--- DATA FOR THIS EXERCISE ---

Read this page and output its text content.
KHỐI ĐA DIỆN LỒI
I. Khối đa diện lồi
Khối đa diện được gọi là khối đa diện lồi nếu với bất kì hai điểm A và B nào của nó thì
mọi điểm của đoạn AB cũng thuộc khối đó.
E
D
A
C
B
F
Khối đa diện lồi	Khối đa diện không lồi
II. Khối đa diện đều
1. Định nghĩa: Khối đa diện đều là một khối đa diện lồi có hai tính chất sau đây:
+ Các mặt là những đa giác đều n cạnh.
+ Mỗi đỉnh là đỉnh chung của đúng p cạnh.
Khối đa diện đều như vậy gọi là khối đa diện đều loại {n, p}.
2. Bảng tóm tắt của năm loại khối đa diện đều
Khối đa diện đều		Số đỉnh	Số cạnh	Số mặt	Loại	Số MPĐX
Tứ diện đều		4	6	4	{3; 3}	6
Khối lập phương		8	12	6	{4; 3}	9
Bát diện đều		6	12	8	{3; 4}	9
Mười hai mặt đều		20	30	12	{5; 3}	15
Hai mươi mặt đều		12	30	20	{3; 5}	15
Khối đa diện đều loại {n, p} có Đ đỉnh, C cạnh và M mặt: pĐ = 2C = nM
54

---

GIVEN PROBLEM =>
Return the material exactly as it stands.

EXERCISE SOLUTION =>
Read this page and output its text content.
KHỐI ĐA DIỆN LỒI
I. Khối đa diện lồi
Khối đa diện được gọi là khối đa diện lồi nếu với bất kì hai điểm A và B nào của nó thì
mọi điểm của đoạn AB cũng thuộc khối đó.
E
D
A
C
B
F
Khối đa diện lồi	Khối đa diện không lồi
II. Khối đa diện đều
1. Định nghĩa: Khối đa diện đều là một khối đa diện lồi có hai tính chất sau đây:
+ Các mặt là những đa giác đều n cạnh.
+ Mỗi đỉnh là đỉnh chung của đúng p cạnh.
Khối đa diện đều như vậy gọi là khối đa diện đều loại {n, p}.
2. Bảng tóm tắt của năm loại khối đa diện đều
Khối đa diện đều		Số đỉnh	Số cạnh	Số mặt	Loại	Số MPĐX
Tứ diện đều		4	6	4	{3; 3}	6
Khối lập phương		8	12	6	{4; 3}	9
Bát diện đều		6	12	8	{3; 4}	9
Mười hai mặt đều		20	30	12	{5; 3}	15
Hai mươi mặt đều		12	30	20	{3; 5}	15
Khối đa diện đều loại {n, p} có Đ đỉnh, C cạnh và M mặt: pĐ = 2C = nM
54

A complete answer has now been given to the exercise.